- **Challenge**: Reply with one number only, the count of lines holding the string "Lactobacillus".

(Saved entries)
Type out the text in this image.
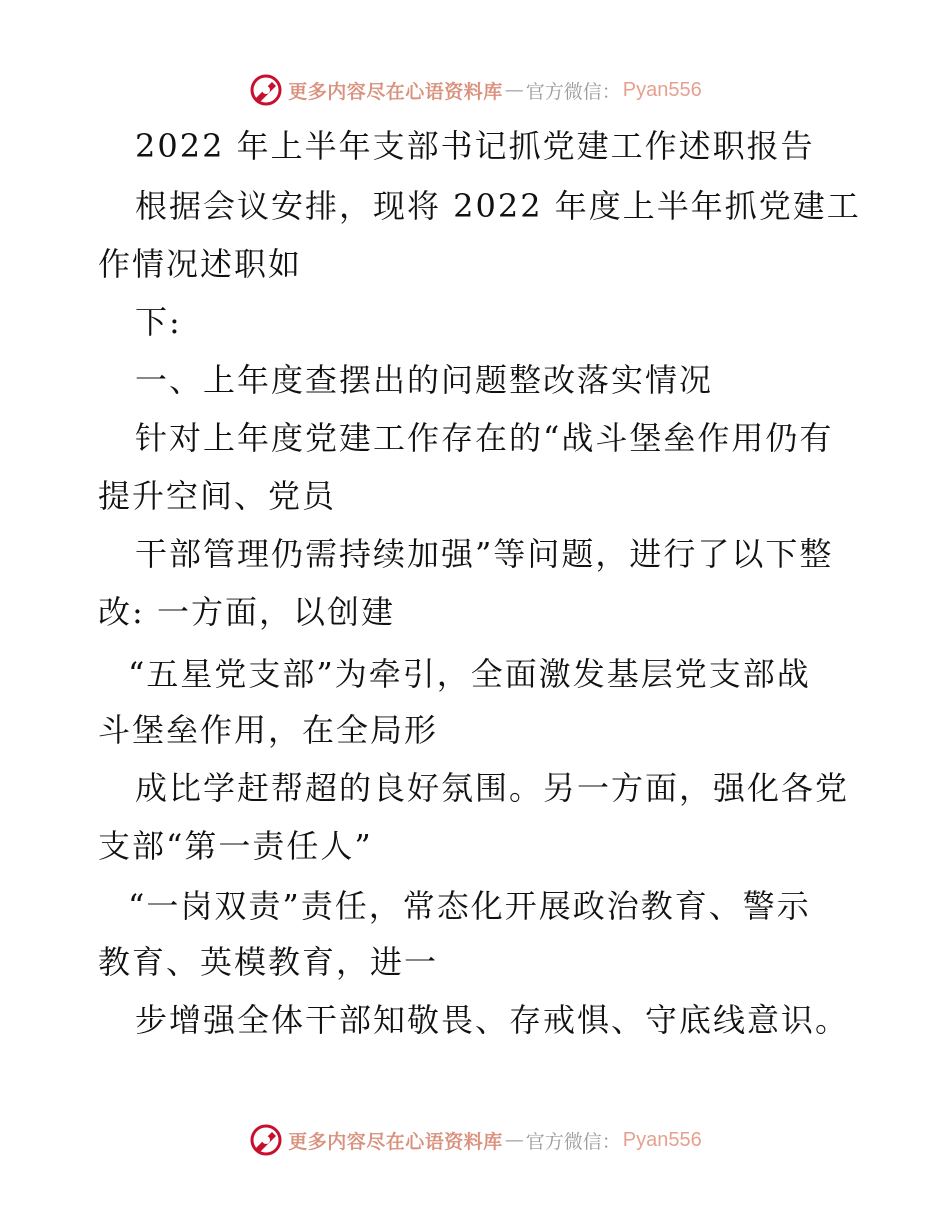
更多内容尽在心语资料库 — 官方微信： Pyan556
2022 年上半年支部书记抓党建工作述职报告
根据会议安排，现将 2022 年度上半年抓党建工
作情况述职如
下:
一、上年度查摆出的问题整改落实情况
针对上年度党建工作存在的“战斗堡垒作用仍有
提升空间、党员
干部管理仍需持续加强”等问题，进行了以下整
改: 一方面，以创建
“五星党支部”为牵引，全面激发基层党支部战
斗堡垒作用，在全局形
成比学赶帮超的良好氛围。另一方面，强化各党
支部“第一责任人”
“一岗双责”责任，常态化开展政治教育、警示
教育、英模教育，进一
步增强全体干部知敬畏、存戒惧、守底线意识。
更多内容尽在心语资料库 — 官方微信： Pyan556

==

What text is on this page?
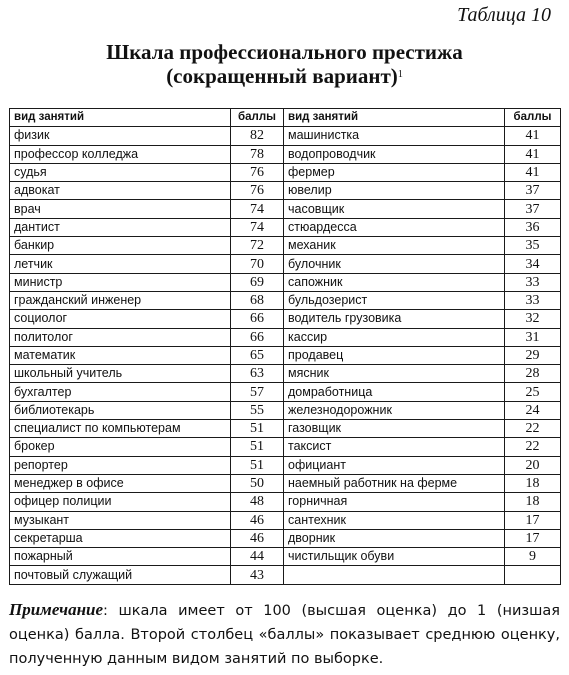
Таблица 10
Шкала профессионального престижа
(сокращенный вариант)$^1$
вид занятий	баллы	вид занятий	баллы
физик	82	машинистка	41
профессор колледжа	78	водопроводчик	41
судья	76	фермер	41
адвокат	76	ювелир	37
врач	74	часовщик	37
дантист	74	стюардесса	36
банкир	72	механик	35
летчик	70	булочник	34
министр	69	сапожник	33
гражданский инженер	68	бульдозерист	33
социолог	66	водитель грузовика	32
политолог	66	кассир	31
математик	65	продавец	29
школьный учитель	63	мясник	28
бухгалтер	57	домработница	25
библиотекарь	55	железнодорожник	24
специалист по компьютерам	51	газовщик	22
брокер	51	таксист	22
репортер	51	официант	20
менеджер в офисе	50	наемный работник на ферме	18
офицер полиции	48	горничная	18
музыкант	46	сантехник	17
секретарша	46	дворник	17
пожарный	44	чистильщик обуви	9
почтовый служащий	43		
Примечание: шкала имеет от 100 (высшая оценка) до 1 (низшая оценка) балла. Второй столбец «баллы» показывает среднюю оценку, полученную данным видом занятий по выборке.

...

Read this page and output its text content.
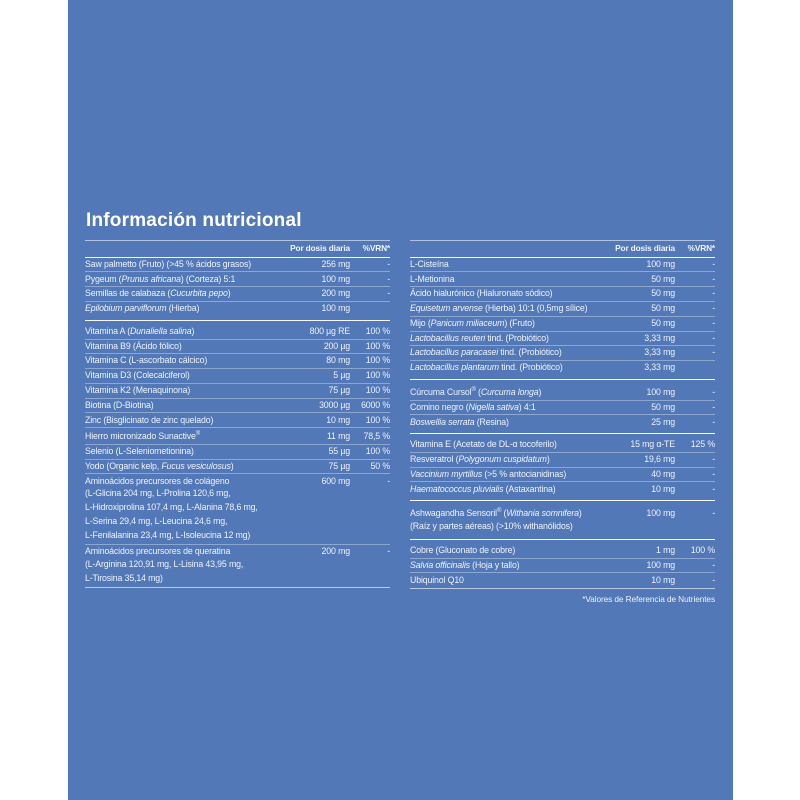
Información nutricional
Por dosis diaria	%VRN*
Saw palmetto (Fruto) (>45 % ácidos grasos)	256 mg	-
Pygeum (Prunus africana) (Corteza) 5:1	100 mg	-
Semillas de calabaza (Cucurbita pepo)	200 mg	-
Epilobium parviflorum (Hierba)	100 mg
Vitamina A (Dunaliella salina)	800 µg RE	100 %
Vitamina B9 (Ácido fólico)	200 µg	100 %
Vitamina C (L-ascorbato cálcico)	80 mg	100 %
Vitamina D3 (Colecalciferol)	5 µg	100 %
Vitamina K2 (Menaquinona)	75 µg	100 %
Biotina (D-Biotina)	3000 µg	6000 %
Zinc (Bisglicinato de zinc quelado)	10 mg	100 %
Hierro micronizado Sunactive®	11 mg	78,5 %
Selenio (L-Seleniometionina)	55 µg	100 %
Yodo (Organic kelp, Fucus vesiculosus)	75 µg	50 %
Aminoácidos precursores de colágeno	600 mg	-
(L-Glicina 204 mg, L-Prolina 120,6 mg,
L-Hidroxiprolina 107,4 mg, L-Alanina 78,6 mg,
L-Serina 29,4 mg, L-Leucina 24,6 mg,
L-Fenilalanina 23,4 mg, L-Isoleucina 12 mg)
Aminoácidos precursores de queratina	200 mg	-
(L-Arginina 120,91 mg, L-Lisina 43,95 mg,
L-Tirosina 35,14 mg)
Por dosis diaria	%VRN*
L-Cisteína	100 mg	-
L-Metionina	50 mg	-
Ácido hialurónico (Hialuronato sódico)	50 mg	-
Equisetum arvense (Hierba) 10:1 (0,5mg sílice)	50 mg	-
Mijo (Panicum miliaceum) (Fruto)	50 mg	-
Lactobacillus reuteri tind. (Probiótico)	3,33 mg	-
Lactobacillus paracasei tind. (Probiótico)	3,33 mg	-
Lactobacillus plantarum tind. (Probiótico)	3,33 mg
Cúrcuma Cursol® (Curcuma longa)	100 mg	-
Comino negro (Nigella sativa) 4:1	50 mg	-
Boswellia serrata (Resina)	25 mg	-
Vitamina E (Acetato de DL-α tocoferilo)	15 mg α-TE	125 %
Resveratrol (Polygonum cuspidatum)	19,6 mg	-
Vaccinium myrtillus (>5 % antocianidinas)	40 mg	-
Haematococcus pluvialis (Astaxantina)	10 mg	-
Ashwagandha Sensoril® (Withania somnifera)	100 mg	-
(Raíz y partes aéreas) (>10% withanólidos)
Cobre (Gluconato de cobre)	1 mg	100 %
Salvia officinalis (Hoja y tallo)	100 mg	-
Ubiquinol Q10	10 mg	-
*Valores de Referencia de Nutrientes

- **Answer to the exercise**: 3